** WHAT TO PRODUCE **
Retype the complete listing exactly as it appears.
(begin)
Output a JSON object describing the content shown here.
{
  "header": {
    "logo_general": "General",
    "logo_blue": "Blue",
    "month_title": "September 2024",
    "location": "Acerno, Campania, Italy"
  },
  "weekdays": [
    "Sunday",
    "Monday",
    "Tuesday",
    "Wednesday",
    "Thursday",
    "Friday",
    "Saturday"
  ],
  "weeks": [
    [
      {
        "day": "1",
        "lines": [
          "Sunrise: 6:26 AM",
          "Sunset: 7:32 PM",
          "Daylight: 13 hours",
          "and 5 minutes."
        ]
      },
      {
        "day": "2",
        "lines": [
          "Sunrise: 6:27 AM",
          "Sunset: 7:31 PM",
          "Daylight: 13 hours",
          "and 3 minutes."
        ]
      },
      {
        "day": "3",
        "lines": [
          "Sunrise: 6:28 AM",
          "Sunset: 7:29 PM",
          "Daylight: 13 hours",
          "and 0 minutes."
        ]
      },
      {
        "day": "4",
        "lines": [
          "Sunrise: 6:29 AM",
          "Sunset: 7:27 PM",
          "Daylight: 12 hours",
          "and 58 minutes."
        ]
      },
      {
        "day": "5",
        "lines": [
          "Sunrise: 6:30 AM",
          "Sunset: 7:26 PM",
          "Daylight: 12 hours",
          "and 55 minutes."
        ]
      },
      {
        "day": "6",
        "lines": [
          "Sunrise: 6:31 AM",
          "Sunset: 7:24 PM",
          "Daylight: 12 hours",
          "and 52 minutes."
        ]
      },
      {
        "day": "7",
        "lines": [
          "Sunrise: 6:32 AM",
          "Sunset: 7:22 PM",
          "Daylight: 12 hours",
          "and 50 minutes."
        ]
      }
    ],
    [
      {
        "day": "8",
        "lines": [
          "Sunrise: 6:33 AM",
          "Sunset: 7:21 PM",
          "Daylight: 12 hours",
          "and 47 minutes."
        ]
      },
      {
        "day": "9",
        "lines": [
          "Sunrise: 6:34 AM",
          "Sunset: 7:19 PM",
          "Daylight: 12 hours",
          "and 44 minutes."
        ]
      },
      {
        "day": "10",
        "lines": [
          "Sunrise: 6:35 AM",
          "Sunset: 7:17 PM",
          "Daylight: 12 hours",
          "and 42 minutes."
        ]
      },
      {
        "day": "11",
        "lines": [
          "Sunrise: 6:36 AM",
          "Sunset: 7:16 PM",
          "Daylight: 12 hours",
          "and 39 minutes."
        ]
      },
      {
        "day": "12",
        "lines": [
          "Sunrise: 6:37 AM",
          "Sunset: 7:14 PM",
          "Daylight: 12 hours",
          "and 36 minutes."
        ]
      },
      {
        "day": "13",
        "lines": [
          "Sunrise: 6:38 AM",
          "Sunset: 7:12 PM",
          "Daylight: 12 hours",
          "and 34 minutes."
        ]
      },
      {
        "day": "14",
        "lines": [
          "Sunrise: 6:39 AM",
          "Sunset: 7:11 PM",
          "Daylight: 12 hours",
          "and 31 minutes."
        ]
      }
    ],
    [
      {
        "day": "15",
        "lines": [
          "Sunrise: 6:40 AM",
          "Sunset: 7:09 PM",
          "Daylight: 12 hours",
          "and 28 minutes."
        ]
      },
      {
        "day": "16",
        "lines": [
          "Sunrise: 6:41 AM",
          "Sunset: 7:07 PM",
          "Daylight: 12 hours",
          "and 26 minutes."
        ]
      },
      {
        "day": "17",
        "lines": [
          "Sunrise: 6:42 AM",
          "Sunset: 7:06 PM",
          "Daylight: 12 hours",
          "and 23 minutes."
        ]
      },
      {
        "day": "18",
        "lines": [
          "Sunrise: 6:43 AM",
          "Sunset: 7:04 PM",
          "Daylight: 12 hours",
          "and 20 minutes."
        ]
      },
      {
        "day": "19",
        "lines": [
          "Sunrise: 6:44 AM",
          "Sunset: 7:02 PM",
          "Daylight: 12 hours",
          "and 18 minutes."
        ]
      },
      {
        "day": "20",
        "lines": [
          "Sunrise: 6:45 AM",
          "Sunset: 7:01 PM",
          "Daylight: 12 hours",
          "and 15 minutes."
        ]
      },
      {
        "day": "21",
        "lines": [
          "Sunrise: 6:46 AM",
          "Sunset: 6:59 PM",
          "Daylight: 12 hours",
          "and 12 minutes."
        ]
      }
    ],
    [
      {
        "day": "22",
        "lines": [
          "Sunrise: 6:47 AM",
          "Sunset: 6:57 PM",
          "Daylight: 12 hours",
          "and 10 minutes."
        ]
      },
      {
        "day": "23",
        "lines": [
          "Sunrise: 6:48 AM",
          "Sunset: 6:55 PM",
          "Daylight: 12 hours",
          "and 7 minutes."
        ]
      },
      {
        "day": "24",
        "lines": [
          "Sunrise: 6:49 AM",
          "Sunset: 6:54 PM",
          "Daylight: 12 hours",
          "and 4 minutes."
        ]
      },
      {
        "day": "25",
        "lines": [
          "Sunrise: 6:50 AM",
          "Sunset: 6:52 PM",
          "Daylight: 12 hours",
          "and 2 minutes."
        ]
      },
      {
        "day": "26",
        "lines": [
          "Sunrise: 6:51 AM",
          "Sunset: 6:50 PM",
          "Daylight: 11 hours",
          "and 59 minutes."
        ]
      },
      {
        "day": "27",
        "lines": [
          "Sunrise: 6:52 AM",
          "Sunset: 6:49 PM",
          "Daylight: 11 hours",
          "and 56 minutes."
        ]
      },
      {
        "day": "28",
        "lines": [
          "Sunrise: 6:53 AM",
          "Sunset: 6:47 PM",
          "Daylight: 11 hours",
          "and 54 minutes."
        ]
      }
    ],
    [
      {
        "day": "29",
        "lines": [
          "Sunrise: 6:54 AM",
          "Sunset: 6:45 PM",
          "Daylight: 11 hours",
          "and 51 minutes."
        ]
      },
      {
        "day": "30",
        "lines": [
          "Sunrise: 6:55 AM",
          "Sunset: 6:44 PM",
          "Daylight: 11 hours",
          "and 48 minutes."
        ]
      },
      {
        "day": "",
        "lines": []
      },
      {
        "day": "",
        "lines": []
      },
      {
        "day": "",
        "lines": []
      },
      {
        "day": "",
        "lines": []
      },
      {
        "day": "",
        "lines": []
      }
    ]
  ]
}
(end)
** ANSWER TO THIS TASK **
Output a JSON object describing the content shown here.
{
  "header": {
    "logo_general": "General",
    "logo_blue": "Blue",
    "month_title": "September 2024",
    "location": "Acerno, Campania, Italy"
  },
  "weekdays": [
    "Sunday",
    "Monday",
    "Tuesday",
    "Wednesday",
    "Thursday",
    "Friday",
    "Saturday"
  ],
  "weeks": [
    [
      {
        "day": "1",
        "lines": [
          "Sunrise: 6:26 AM",
          "Sunset: 7:32 PM",
          "Daylight: 13 hours",
          "and 5 minutes."
        ]
      },
      {
        "day": "2",
        "lines": [
          "Sunrise: 6:27 AM",
          "Sunset: 7:31 PM",
          "Daylight: 13 hours",
          "and 3 minutes."
        ]
      },
      {
        "day": "3",
        "lines": [
          "Sunrise: 6:28 AM",
          "Sunset: 7:29 PM",
          "Daylight: 13 hours",
          "and 0 minutes."
        ]
      },
      {
        "day": "4",
        "lines": [
          "Sunrise: 6:29 AM",
          "Sunset: 7:27 PM",
          "Daylight: 12 hours",
          "and 58 minutes."
        ]
      },
      {
        "day": "5",
        "lines": [
          "Sunrise: 6:30 AM",
          "Sunset: 7:26 PM",
          "Daylight: 12 hours",
          "and 55 minutes."
        ]
      },
      {
        "day": "6",
        "lines": [
          "Sunrise: 6:31 AM",
          "Sunset: 7:24 PM",
          "Daylight: 12 hours",
          "and 52 minutes."
        ]
      },
      {
        "day": "7",
        "lines": [
          "Sunrise: 6:32 AM",
          "Sunset: 7:22 PM",
          "Daylight: 12 hours",
          "and 50 minutes."
        ]
      }
    ],
    [
      {
        "day": "8",
        "lines": [
          "Sunrise: 6:33 AM",
          "Sunset: 7:21 PM",
          "Daylight: 12 hours",
          "and 47 minutes."
        ]
      },
      {
        "day": "9",
        "lines": [
          "Sunrise: 6:34 AM",
          "Sunset: 7:19 PM",
          "Daylight: 12 hours",
          "and 44 minutes."
        ]
      },
      {
        "day": "10",
        "lines": [
          "Sunrise: 6:35 AM",
          "Sunset: 7:17 PM",
          "Daylight: 12 hours",
          "and 42 minutes."
        ]
      },
      {
        "day": "11",
        "lines": [
          "Sunrise: 6:36 AM",
          "Sunset: 7:16 PM",
          "Daylight: 12 hours",
          "and 39 minutes."
        ]
      },
      {
        "day": "12",
        "lines": [
          "Sunrise: 6:37 AM",
          "Sunset: 7:14 PM",
          "Daylight: 12 hours",
          "and 36 minutes."
        ]
      },
      {
        "day": "13",
        "lines": [
          "Sunrise: 6:38 AM",
          "Sunset: 7:12 PM",
          "Daylight: 12 hours",
          "and 34 minutes."
        ]
      },
      {
        "day": "14",
        "lines": [
          "Sunrise: 6:39 AM",
          "Sunset: 7:11 PM",
          "Daylight: 12 hours",
          "and 31 minutes."
        ]
      }
    ],
    [
      {
        "day": "15",
        "lines": [
          "Sunrise: 6:40 AM",
          "Sunset: 7:09 PM",
          "Daylight: 12 hours",
          "and 28 minutes."
        ]
      },
      {
        "day": "16",
        "lines": [
          "Sunrise: 6:41 AM",
          "Sunset: 7:07 PM",
          "Daylight: 12 hours",
          "and 26 minutes."
        ]
      },
      {
        "day": "17",
        "lines": [
          "Sunrise: 6:42 AM",
          "Sunset: 7:06 PM",
          "Daylight: 12 hours",
          "and 23 minutes."
        ]
      },
      {
        "day": "18",
        "lines": [
          "Sunrise: 6:43 AM",
          "Sunset: 7:04 PM",
          "Daylight: 12 hours",
          "and 20 minutes."
        ]
      },
      {
        "day": "19",
        "lines": [
          "Sunrise: 6:44 AM",
          "Sunset: 7:02 PM",
          "Daylight: 12 hours",
          "and 18 minutes."
        ]
      },
      {
        "day": "20",
        "lines": [
          "Sunrise: 6:45 AM",
          "Sunset: 7:01 PM",
          "Daylight: 12 hours",
          "and 15 minutes."
        ]
      },
      {
        "day": "21",
        "lines": [
          "Sunrise: 6:46 AM",
          "Sunset: 6:59 PM",
          "Daylight: 12 hours",
          "and 12 minutes."
        ]
      }
    ],
    [
      {
        "day": "22",
        "lines": [
          "Sunrise: 6:47 AM",
          "Sunset: 6:57 PM",
          "Daylight: 12 hours",
          "and 10 minutes."
        ]
      },
      {
        "day": "23",
        "lines": [
          "Sunrise: 6:48 AM",
          "Sunset: 6:55 PM",
          "Daylight: 12 hours",
          "and 7 minutes."
        ]
      },
      {
        "day": "24",
        "lines": [
          "Sunrise: 6:49 AM",
          "Sunset: 6:54 PM",
          "Daylight: 12 hours",
          "and 4 minutes."
        ]
      },
      {
        "day": "25",
        "lines": [
          "Sunrise: 6:50 AM",
          "Sunset: 6:52 PM",
          "Daylight: 12 hours",
          "and 2 minutes."
        ]
      },
      {
        "day": "26",
        "lines": [
          "Sunrise: 6:51 AM",
          "Sunset: 6:50 PM",
          "Daylight: 11 hours",
          "and 59 minutes."
        ]
      },
      {
        "day": "27",
        "lines": [
          "Sunrise: 6:52 AM",
          "Sunset: 6:49 PM",
          "Daylight: 11 hours",
          "and 56 minutes."
        ]
      },
      {
        "day": "28",
        "lines": [
          "Sunrise: 6:53 AM",
          "Sunset: 6:47 PM",
          "Daylight: 11 hours",
          "and 54 minutes."
        ]
      }
    ],
    [
      {
        "day": "29",
        "lines": [
          "Sunrise: 6:54 AM",
          "Sunset: 6:45 PM",
          "Daylight: 11 hours",
          "and 51 minutes."
        ]
      },
      {
        "day": "30",
        "lines": [
          "Sunrise: 6:55 AM",
          "Sunset: 6:44 PM",
          "Daylight: 11 hours",
          "and 48 minutes."
        ]
      },
      {
        "day": "",
        "lines": []
      },
      {
        "day": "",
        "lines": []
      },
      {
        "day": "",
        "lines": []
      },
      {
        "day": "",
        "lines": []
      },
      {
        "day": "",
        "lines": []
      }
    ]
  ]
}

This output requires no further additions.